What is needed. Could you repeat the records below exactly, leaving out any pictures?

======== Provided records

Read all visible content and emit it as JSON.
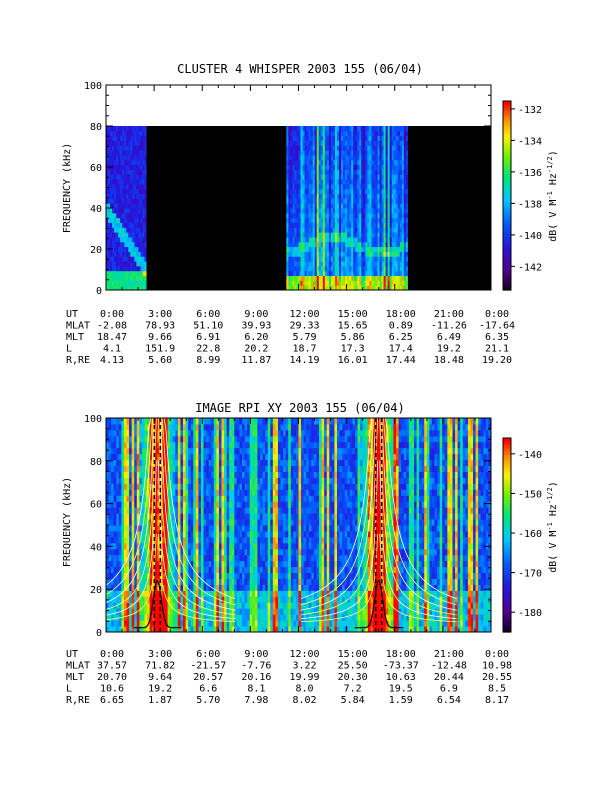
{
  "chart_data": [
    {
      "type": "heatmap",
      "title": "CLUSTER 4 WHISPER 2003 155 (06/04)",
      "ylabel": "FREQUENCY (kHz)",
      "xlabel": "",
      "ylim": [
        0,
        100
      ],
      "yticks": [
        "0",
        "20",
        "40",
        "60",
        "80",
        "100"
      ],
      "data_ylim": [
        0,
        80
      ],
      "x_range_hours": [
        0,
        24
      ],
      "colorbar": {
        "label": "dB( V M⁻¹ Hz⁻¹ᐟ²)",
        "label_main": "dB( V M",
        "label_exp1": "-1",
        "label_mid": " Hz",
        "label_exp2": "-1/2",
        "label_end": ")",
        "range": [
          -143.5,
          -131.5
        ],
        "ticks": [
          "-132",
          "-134",
          "-136",
          "-138",
          "-140",
          "-142"
        ],
        "tick_values": [
          -132,
          -134,
          -136,
          -138,
          -140,
          -142
        ]
      },
      "data_gaps_hours": [
        [
          2.5,
          11.2
        ],
        [
          18.8,
          24
        ]
      ],
      "ephemeris": {
        "row_labels": [
          "UT",
          "MLAT",
          "MLT",
          "L",
          "R,RE"
        ],
        "columns": [
          [
            "0:00",
            "-2.08",
            "18.47",
            "4.1",
            "4.13"
          ],
          [
            "3:00",
            "78.93",
            "9.66",
            "151.9",
            "5.60"
          ],
          [
            "6:00",
            "51.10",
            "6.91",
            "22.8",
            "8.99"
          ],
          [
            "9:00",
            "39.93",
            "6.20",
            "20.2",
            "11.87"
          ],
          [
            "12:00",
            "29.33",
            "5.79",
            "18.7",
            "14.19"
          ],
          [
            "15:00",
            "15.65",
            "5.86",
            "17.3",
            "16.01"
          ],
          [
            "18:00",
            "0.89",
            "6.25",
            "17.4",
            "17.44"
          ],
          [
            "21:00",
            "-11.26",
            "6.49",
            "19.2",
            "18.48"
          ],
          [
            "0:00",
            "-17.64",
            "6.35",
            "21.1",
            "19.20"
          ]
        ]
      }
    },
    {
      "type": "heatmap",
      "title": "IMAGE RPI XY 2003 155 (06/04)",
      "ylabel": "FREQUENCY (kHz)",
      "xlabel": "",
      "ylim": [
        0,
        100
      ],
      "yticks": [
        "0",
        "20",
        "40",
        "60",
        "80",
        "100"
      ],
      "x_range_hours": [
        0,
        24
      ],
      "colorbar": {
        "label_main": "dB( V M",
        "label_exp1": "-1",
        "label_mid": " Hz",
        "label_exp2": "-1/2",
        "label_end": ")",
        "range": [
          -185,
          -136
        ],
        "ticks": [
          "-140",
          "-150",
          "-160",
          "-170",
          "-180"
        ],
        "tick_values": [
          -140,
          -150,
          -160,
          -170,
          -180
        ]
      },
      "ephemeris": {
        "row_labels": [
          "UT",
          "MLAT",
          "MLT",
          "L",
          "R,RE"
        ],
        "columns": [
          [
            "0:00",
            "37.57",
            "20.70",
            "10.6",
            "6.65"
          ],
          [
            "3:00",
            "71.82",
            "9.64",
            "19.2",
            "1.87"
          ],
          [
            "6:00",
            "-21.57",
            "20.57",
            "6.6",
            "5.70"
          ],
          [
            "9:00",
            "-7.76",
            "20.16",
            "8.1",
            "7.98"
          ],
          [
            "12:00",
            "3.22",
            "19.99",
            "8.0",
            "8.02"
          ],
          [
            "15:00",
            "25.50",
            "20.30",
            "7.2",
            "5.84"
          ],
          [
            "18:00",
            "-73.37",
            "10.63",
            "19.5",
            "1.59"
          ],
          [
            "21:00",
            "-12.48",
            "20.44",
            "6.9",
            "6.54"
          ],
          [
            "0:00",
            "10.98",
            "20.55",
            "8.5",
            "8.17"
          ]
        ]
      },
      "perigee_hours": [
        3.2,
        17.0
      ]
    }
  ]
}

================

Solution to this exercise.
Read all visible content and emit it as JSON.
{
  "chart_data": [
    {
      "type": "heatmap",
      "title": "CLUSTER 4 WHISPER 2003 155 (06/04)",
      "ylabel": "FREQUENCY (kHz)",
      "xlabel": "",
      "ylim": [
        0,
        100
      ],
      "yticks": [
        "0",
        "20",
        "40",
        "60",
        "80",
        "100"
      ],
      "data_ylim": [
        0,
        80
      ],
      "x_range_hours": [
        0,
        24
      ],
      "colorbar": {
        "label": "dB( V M⁻¹ Hz⁻¹ᐟ²)",
        "label_main": "dB( V M",
        "label_exp1": "-1",
        "label_mid": " Hz",
        "label_exp2": "-1/2",
        "label_end": ")",
        "range": [
          -143.5,
          -131.5
        ],
        "ticks": [
          "-132",
          "-134",
          "-136",
          "-138",
          "-140",
          "-142"
        ],
        "tick_values": [
          -132,
          -134,
          -136,
          -138,
          -140,
          -142
        ]
      },
      "data_gaps_hours": [
        [
          2.5,
          11.2
        ],
        [
          18.8,
          24
        ]
      ],
      "ephemeris": {
        "row_labels": [
          "UT",
          "MLAT",
          "MLT",
          "L",
          "R,RE"
        ],
        "columns": [
          [
            "0:00",
            "-2.08",
            "18.47",
            "4.1",
            "4.13"
          ],
          [
            "3:00",
            "78.93",
            "9.66",
            "151.9",
            "5.60"
          ],
          [
            "6:00",
            "51.10",
            "6.91",
            "22.8",
            "8.99"
          ],
          [
            "9:00",
            "39.93",
            "6.20",
            "20.2",
            "11.87"
          ],
          [
            "12:00",
            "29.33",
            "5.79",
            "18.7",
            "14.19"
          ],
          [
            "15:00",
            "15.65",
            "5.86",
            "17.3",
            "16.01"
          ],
          [
            "18:00",
            "0.89",
            "6.25",
            "17.4",
            "17.44"
          ],
          [
            "21:00",
            "-11.26",
            "6.49",
            "19.2",
            "18.48"
          ],
          [
            "0:00",
            "-17.64",
            "6.35",
            "21.1",
            "19.20"
          ]
        ]
      }
    },
    {
      "type": "heatmap",
      "title": "IMAGE RPI XY 2003 155 (06/04)",
      "ylabel": "FREQUENCY (kHz)",
      "xlabel": "",
      "ylim": [
        0,
        100
      ],
      "yticks": [
        "0",
        "20",
        "40",
        "60",
        "80",
        "100"
      ],
      "x_range_hours": [
        0,
        24
      ],
      "colorbar": {
        "label_main": "dB( V M",
        "label_exp1": "-1",
        "label_mid": " Hz",
        "label_exp2": "-1/2",
        "label_end": ")",
        "range": [
          -185,
          -136
        ],
        "ticks": [
          "-140",
          "-150",
          "-160",
          "-170",
          "-180"
        ],
        "tick_values": [
          -140,
          -150,
          -160,
          -170,
          -180
        ]
      },
      "ephemeris": {
        "row_labels": [
          "UT",
          "MLAT",
          "MLT",
          "L",
          "R,RE"
        ],
        "columns": [
          [
            "0:00",
            "37.57",
            "20.70",
            "10.6",
            "6.65"
          ],
          [
            "3:00",
            "71.82",
            "9.64",
            "19.2",
            "1.87"
          ],
          [
            "6:00",
            "-21.57",
            "20.57",
            "6.6",
            "5.70"
          ],
          [
            "9:00",
            "-7.76",
            "20.16",
            "8.1",
            "7.98"
          ],
          [
            "12:00",
            "3.22",
            "19.99",
            "8.0",
            "8.02"
          ],
          [
            "15:00",
            "25.50",
            "20.30",
            "7.2",
            "5.84"
          ],
          [
            "18:00",
            "-73.37",
            "10.63",
            "19.5",
            "1.59"
          ],
          [
            "21:00",
            "-12.48",
            "20.44",
            "6.9",
            "6.54"
          ],
          [
            "0:00",
            "10.98",
            "20.55",
            "8.5",
            "8.17"
          ]
        ]
      },
      "perigee_hours": [
        3.2,
        17.0
      ]
    }
  ]
}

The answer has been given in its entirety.